Start of Given records

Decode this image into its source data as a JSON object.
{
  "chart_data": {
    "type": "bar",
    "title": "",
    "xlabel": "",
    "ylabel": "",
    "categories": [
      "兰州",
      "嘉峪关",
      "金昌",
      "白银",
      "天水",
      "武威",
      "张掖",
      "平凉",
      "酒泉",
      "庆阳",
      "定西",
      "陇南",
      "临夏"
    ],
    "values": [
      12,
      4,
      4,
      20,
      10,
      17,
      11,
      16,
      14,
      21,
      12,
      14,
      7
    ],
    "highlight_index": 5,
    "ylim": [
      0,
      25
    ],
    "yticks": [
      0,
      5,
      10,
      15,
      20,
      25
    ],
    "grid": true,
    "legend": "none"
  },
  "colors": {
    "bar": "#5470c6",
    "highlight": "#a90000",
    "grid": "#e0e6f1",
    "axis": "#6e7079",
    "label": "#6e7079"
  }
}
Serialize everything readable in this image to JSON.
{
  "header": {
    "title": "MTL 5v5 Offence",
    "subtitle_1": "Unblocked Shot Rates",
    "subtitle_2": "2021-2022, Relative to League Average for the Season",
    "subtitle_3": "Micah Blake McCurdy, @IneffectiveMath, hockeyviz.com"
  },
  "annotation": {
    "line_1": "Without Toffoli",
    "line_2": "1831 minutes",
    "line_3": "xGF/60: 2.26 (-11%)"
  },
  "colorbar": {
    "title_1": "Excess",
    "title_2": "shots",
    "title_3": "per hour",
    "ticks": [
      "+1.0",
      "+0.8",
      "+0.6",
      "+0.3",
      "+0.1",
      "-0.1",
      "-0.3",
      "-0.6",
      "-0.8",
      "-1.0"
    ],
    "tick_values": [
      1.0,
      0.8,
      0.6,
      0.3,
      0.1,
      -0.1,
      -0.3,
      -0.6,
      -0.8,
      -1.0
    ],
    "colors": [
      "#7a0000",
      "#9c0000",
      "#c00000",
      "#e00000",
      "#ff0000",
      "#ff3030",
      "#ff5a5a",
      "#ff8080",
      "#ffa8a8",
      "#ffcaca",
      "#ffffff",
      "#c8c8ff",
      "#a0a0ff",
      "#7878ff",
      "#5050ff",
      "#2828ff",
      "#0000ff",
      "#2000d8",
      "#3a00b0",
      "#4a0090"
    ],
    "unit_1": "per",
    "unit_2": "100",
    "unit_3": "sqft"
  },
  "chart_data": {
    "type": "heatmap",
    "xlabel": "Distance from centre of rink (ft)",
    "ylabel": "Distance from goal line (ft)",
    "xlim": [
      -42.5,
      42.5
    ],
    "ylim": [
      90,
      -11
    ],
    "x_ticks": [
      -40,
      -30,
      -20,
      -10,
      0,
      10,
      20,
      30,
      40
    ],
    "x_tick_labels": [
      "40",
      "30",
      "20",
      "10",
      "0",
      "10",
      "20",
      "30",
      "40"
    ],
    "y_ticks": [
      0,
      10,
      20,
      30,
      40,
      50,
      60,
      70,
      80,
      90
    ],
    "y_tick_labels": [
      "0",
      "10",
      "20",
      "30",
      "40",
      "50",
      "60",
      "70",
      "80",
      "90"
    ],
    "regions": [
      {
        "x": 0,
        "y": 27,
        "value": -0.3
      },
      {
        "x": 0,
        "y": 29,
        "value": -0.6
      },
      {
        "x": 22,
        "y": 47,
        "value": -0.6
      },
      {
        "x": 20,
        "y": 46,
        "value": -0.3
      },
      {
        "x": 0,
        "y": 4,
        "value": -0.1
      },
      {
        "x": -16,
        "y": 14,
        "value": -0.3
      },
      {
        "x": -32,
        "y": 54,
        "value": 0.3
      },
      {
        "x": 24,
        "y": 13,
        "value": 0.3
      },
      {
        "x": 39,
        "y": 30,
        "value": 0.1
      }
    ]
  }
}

End of Given records

Exercise description | Copy out each line of the material that holds the word "ylabel".

Answer |
    "ylabel": "",
    "ylabel": "Distance from goal line (ft)",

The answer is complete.